Data listing
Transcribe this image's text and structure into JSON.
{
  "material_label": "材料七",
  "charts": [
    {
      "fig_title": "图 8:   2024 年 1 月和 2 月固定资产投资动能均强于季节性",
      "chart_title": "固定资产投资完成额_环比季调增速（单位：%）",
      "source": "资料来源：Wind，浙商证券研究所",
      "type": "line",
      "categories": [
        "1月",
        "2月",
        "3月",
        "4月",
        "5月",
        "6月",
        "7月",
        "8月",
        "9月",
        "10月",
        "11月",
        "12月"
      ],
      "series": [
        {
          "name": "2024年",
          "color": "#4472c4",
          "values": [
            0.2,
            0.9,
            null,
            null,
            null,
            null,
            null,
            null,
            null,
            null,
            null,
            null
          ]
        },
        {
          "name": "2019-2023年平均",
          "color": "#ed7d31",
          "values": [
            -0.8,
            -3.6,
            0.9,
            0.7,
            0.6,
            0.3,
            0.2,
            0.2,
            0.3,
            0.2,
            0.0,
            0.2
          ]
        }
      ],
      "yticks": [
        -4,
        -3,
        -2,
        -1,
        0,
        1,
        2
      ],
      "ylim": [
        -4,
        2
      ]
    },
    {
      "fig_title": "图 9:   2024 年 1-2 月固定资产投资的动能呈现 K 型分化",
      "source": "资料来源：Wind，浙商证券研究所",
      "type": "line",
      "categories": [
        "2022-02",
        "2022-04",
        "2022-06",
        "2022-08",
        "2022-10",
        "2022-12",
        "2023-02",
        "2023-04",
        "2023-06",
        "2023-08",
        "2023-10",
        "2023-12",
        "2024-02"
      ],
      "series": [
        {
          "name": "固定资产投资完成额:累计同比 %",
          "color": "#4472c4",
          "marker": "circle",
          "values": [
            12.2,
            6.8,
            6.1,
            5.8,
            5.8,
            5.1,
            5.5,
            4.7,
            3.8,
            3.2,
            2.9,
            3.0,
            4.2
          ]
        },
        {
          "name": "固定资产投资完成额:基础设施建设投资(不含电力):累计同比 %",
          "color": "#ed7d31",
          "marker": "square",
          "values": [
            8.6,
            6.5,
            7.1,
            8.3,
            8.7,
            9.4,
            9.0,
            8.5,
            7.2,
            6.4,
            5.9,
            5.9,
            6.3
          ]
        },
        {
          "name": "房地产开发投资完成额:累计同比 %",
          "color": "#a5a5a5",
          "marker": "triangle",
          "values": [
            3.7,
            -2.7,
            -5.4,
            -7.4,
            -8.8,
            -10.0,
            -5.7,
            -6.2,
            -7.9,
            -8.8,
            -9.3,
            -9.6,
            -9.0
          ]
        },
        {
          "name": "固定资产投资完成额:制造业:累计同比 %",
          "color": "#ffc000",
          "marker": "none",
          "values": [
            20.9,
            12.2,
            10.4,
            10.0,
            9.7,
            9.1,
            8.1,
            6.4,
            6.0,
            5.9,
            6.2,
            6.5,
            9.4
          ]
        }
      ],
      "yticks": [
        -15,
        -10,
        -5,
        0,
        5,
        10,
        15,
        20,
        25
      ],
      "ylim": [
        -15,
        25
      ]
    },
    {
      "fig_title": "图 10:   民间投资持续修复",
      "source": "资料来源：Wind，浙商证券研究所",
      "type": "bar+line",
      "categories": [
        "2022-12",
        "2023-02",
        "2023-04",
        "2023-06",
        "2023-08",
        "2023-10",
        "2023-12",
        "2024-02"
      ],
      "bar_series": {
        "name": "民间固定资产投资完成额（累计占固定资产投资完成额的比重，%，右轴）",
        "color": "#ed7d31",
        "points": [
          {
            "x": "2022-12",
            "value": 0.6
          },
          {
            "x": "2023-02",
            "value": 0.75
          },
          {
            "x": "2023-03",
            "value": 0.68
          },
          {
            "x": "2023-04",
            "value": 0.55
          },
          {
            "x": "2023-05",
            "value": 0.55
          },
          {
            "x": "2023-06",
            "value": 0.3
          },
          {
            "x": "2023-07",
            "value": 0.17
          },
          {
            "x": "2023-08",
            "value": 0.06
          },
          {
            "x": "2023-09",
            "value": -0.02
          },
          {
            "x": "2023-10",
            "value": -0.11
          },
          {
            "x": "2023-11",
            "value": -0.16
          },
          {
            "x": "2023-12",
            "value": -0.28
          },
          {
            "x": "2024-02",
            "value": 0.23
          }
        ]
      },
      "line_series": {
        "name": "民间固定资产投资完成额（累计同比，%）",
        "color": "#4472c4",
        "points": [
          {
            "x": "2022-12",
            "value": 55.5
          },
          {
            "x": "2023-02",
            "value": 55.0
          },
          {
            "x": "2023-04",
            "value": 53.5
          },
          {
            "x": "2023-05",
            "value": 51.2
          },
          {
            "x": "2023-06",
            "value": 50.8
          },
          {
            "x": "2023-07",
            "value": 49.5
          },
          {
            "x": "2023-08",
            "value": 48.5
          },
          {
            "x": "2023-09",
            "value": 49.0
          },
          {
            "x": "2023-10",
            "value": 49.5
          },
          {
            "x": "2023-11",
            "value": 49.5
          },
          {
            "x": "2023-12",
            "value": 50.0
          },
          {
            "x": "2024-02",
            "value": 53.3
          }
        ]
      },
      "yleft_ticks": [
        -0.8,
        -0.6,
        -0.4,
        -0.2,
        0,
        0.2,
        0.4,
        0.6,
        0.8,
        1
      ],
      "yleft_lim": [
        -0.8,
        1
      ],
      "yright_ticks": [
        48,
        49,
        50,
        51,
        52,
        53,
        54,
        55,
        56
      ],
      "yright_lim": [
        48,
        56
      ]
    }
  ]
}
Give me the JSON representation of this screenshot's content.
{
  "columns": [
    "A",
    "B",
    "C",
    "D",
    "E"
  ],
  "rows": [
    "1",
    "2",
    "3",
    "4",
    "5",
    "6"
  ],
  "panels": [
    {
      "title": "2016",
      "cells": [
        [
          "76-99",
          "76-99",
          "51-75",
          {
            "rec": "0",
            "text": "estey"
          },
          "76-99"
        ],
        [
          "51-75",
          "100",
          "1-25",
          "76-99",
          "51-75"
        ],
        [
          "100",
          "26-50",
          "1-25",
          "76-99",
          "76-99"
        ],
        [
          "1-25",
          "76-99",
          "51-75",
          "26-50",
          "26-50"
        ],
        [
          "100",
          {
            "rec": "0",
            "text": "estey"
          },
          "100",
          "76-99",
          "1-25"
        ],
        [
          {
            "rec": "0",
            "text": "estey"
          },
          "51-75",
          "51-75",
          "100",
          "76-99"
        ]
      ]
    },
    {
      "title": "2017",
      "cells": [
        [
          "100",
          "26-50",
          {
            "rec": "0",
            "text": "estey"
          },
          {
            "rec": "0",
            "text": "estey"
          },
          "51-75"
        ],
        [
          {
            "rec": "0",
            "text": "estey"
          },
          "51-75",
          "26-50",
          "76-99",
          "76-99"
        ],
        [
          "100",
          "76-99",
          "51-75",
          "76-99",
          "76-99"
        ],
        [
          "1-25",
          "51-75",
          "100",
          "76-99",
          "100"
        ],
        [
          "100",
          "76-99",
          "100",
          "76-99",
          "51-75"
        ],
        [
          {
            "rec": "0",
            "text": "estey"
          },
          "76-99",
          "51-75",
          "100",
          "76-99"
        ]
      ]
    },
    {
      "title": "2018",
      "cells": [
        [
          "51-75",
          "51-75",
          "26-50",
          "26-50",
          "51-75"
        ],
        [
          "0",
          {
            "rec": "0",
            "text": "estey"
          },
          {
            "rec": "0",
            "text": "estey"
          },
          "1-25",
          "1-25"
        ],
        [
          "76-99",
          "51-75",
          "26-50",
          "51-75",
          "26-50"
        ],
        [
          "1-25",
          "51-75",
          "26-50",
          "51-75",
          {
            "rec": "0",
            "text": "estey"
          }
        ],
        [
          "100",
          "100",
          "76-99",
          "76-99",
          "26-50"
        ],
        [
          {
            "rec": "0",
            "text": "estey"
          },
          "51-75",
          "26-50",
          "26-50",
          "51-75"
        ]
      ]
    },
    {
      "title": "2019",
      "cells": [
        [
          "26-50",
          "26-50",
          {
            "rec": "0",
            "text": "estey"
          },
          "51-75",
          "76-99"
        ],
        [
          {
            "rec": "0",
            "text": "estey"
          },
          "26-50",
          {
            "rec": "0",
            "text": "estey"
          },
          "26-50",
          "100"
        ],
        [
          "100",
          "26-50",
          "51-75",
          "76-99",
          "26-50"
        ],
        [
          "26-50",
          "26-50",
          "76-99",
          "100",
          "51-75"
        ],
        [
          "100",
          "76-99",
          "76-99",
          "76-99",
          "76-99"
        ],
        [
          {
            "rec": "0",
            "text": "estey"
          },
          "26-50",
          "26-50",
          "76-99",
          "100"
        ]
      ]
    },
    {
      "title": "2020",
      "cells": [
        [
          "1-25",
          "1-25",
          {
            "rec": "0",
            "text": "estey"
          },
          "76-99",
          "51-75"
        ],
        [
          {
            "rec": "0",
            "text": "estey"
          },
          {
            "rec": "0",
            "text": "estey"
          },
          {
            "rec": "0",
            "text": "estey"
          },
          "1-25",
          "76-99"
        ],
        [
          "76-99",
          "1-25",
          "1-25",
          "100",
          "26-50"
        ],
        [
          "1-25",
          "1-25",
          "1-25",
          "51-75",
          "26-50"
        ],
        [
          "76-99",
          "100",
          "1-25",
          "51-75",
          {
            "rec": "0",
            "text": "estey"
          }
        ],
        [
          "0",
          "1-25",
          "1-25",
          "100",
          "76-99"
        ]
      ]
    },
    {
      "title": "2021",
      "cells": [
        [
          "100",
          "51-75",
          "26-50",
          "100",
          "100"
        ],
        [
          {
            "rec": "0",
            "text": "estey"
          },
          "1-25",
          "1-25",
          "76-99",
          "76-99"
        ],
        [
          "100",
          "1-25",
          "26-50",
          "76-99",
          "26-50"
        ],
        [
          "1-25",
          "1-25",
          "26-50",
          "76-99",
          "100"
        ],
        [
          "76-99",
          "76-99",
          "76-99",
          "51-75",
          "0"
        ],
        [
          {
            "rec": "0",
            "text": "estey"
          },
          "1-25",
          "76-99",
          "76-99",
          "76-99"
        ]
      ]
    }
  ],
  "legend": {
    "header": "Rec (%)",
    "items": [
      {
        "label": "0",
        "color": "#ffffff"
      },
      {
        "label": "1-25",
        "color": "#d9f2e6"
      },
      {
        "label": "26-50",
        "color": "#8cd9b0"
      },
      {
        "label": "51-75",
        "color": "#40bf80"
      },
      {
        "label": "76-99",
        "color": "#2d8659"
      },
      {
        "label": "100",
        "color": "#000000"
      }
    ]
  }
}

Exercise brief
Find every line that holds "this" and copy it.

Expected answer
Transcribe this image's text and structure into JSON.
Give me the JSON representation of this screenshot's content.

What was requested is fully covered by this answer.